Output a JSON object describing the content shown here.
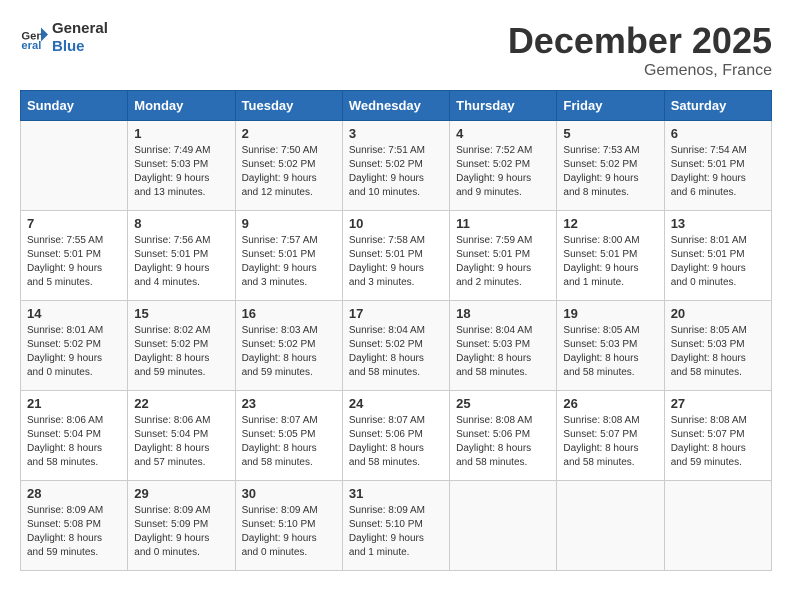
{
  "header": {
    "logo_line1": "General",
    "logo_line2": "Blue",
    "month": "December 2025",
    "location": "Gemenos, France"
  },
  "days_of_week": [
    "Sunday",
    "Monday",
    "Tuesday",
    "Wednesday",
    "Thursday",
    "Friday",
    "Saturday"
  ],
  "weeks": [
    [
      {
        "day": "",
        "sunrise": "",
        "sunset": "",
        "daylight": ""
      },
      {
        "day": "1",
        "sunrise": "Sunrise: 7:49 AM",
        "sunset": "Sunset: 5:03 PM",
        "daylight": "Daylight: 9 hours and 13 minutes."
      },
      {
        "day": "2",
        "sunrise": "Sunrise: 7:50 AM",
        "sunset": "Sunset: 5:02 PM",
        "daylight": "Daylight: 9 hours and 12 minutes."
      },
      {
        "day": "3",
        "sunrise": "Sunrise: 7:51 AM",
        "sunset": "Sunset: 5:02 PM",
        "daylight": "Daylight: 9 hours and 10 minutes."
      },
      {
        "day": "4",
        "sunrise": "Sunrise: 7:52 AM",
        "sunset": "Sunset: 5:02 PM",
        "daylight": "Daylight: 9 hours and 9 minutes."
      },
      {
        "day": "5",
        "sunrise": "Sunrise: 7:53 AM",
        "sunset": "Sunset: 5:02 PM",
        "daylight": "Daylight: 9 hours and 8 minutes."
      },
      {
        "day": "6",
        "sunrise": "Sunrise: 7:54 AM",
        "sunset": "Sunset: 5:01 PM",
        "daylight": "Daylight: 9 hours and 6 minutes."
      }
    ],
    [
      {
        "day": "7",
        "sunrise": "Sunrise: 7:55 AM",
        "sunset": "Sunset: 5:01 PM",
        "daylight": "Daylight: 9 hours and 5 minutes."
      },
      {
        "day": "8",
        "sunrise": "Sunrise: 7:56 AM",
        "sunset": "Sunset: 5:01 PM",
        "daylight": "Daylight: 9 hours and 4 minutes."
      },
      {
        "day": "9",
        "sunrise": "Sunrise: 7:57 AM",
        "sunset": "Sunset: 5:01 PM",
        "daylight": "Daylight: 9 hours and 3 minutes."
      },
      {
        "day": "10",
        "sunrise": "Sunrise: 7:58 AM",
        "sunset": "Sunset: 5:01 PM",
        "daylight": "Daylight: 9 hours and 3 minutes."
      },
      {
        "day": "11",
        "sunrise": "Sunrise: 7:59 AM",
        "sunset": "Sunset: 5:01 PM",
        "daylight": "Daylight: 9 hours and 2 minutes."
      },
      {
        "day": "12",
        "sunrise": "Sunrise: 8:00 AM",
        "sunset": "Sunset: 5:01 PM",
        "daylight": "Daylight: 9 hours and 1 minute."
      },
      {
        "day": "13",
        "sunrise": "Sunrise: 8:01 AM",
        "sunset": "Sunset: 5:01 PM",
        "daylight": "Daylight: 9 hours and 0 minutes."
      }
    ],
    [
      {
        "day": "14",
        "sunrise": "Sunrise: 8:01 AM",
        "sunset": "Sunset: 5:02 PM",
        "daylight": "Daylight: 9 hours and 0 minutes."
      },
      {
        "day": "15",
        "sunrise": "Sunrise: 8:02 AM",
        "sunset": "Sunset: 5:02 PM",
        "daylight": "Daylight: 8 hours and 59 minutes."
      },
      {
        "day": "16",
        "sunrise": "Sunrise: 8:03 AM",
        "sunset": "Sunset: 5:02 PM",
        "daylight": "Daylight: 8 hours and 59 minutes."
      },
      {
        "day": "17",
        "sunrise": "Sunrise: 8:04 AM",
        "sunset": "Sunset: 5:02 PM",
        "daylight": "Daylight: 8 hours and 58 minutes."
      },
      {
        "day": "18",
        "sunrise": "Sunrise: 8:04 AM",
        "sunset": "Sunset: 5:03 PM",
        "daylight": "Daylight: 8 hours and 58 minutes."
      },
      {
        "day": "19",
        "sunrise": "Sunrise: 8:05 AM",
        "sunset": "Sunset: 5:03 PM",
        "daylight": "Daylight: 8 hours and 58 minutes."
      },
      {
        "day": "20",
        "sunrise": "Sunrise: 8:05 AM",
        "sunset": "Sunset: 5:03 PM",
        "daylight": "Daylight: 8 hours and 58 minutes."
      }
    ],
    [
      {
        "day": "21",
        "sunrise": "Sunrise: 8:06 AM",
        "sunset": "Sunset: 5:04 PM",
        "daylight": "Daylight: 8 hours and 58 minutes."
      },
      {
        "day": "22",
        "sunrise": "Sunrise: 8:06 AM",
        "sunset": "Sunset: 5:04 PM",
        "daylight": "Daylight: 8 hours and 57 minutes."
      },
      {
        "day": "23",
        "sunrise": "Sunrise: 8:07 AM",
        "sunset": "Sunset: 5:05 PM",
        "daylight": "Daylight: 8 hours and 58 minutes."
      },
      {
        "day": "24",
        "sunrise": "Sunrise: 8:07 AM",
        "sunset": "Sunset: 5:06 PM",
        "daylight": "Daylight: 8 hours and 58 minutes."
      },
      {
        "day": "25",
        "sunrise": "Sunrise: 8:08 AM",
        "sunset": "Sunset: 5:06 PM",
        "daylight": "Daylight: 8 hours and 58 minutes."
      },
      {
        "day": "26",
        "sunrise": "Sunrise: 8:08 AM",
        "sunset": "Sunset: 5:07 PM",
        "daylight": "Daylight: 8 hours and 58 minutes."
      },
      {
        "day": "27",
        "sunrise": "Sunrise: 8:08 AM",
        "sunset": "Sunset: 5:07 PM",
        "daylight": "Daylight: 8 hours and 59 minutes."
      }
    ],
    [
      {
        "day": "28",
        "sunrise": "Sunrise: 8:09 AM",
        "sunset": "Sunset: 5:08 PM",
        "daylight": "Daylight: 8 hours and 59 minutes."
      },
      {
        "day": "29",
        "sunrise": "Sunrise: 8:09 AM",
        "sunset": "Sunset: 5:09 PM",
        "daylight": "Daylight: 9 hours and 0 minutes."
      },
      {
        "day": "30",
        "sunrise": "Sunrise: 8:09 AM",
        "sunset": "Sunset: 5:10 PM",
        "daylight": "Daylight: 9 hours and 0 minutes."
      },
      {
        "day": "31",
        "sunrise": "Sunrise: 8:09 AM",
        "sunset": "Sunset: 5:10 PM",
        "daylight": "Daylight: 9 hours and 1 minute."
      },
      {
        "day": "",
        "sunrise": "",
        "sunset": "",
        "daylight": ""
      },
      {
        "day": "",
        "sunrise": "",
        "sunset": "",
        "daylight": ""
      },
      {
        "day": "",
        "sunrise": "",
        "sunset": "",
        "daylight": ""
      }
    ]
  ]
}
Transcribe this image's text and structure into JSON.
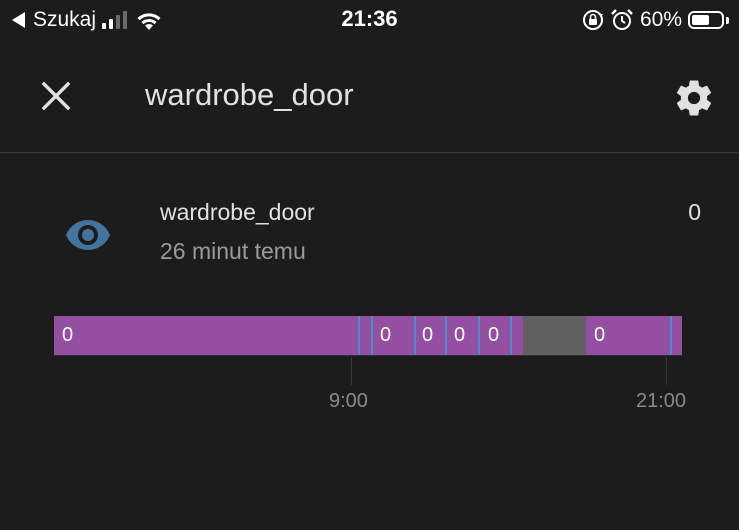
{
  "status_bar": {
    "carrier": "Szukaj",
    "time": "21:36",
    "battery": "60%",
    "battery_level": 0.6,
    "icons": [
      "back-arrow-icon",
      "signal-icon",
      "wifi-icon",
      "orientation-lock-icon",
      "alarm-icon",
      "battery-icon"
    ]
  },
  "header": {
    "title": "wardrobe_door",
    "close_icon": "close-icon",
    "settings_icon": "gear-icon"
  },
  "entity": {
    "name": "wardrobe_door",
    "last_changed": "26 minut temu",
    "state": "0",
    "icon": "eye-icon",
    "icon_color": "#44739e"
  },
  "timeline": {
    "segment_color": "#944fa3",
    "unavailable_color": "#616161",
    "change_color": "#4a90c8",
    "segment_labels": [
      "0",
      "0",
      "0",
      "0",
      "0",
      "0"
    ],
    "axis_labels": [
      "9:00",
      "21:00"
    ]
  }
}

▶ **BRIEF**: Your task is to list each line of the records with the word "JSON".

▶ **REPLY**:
Output a JSON object describing the content shown here.
Transcribe this image's text and structure into JSON.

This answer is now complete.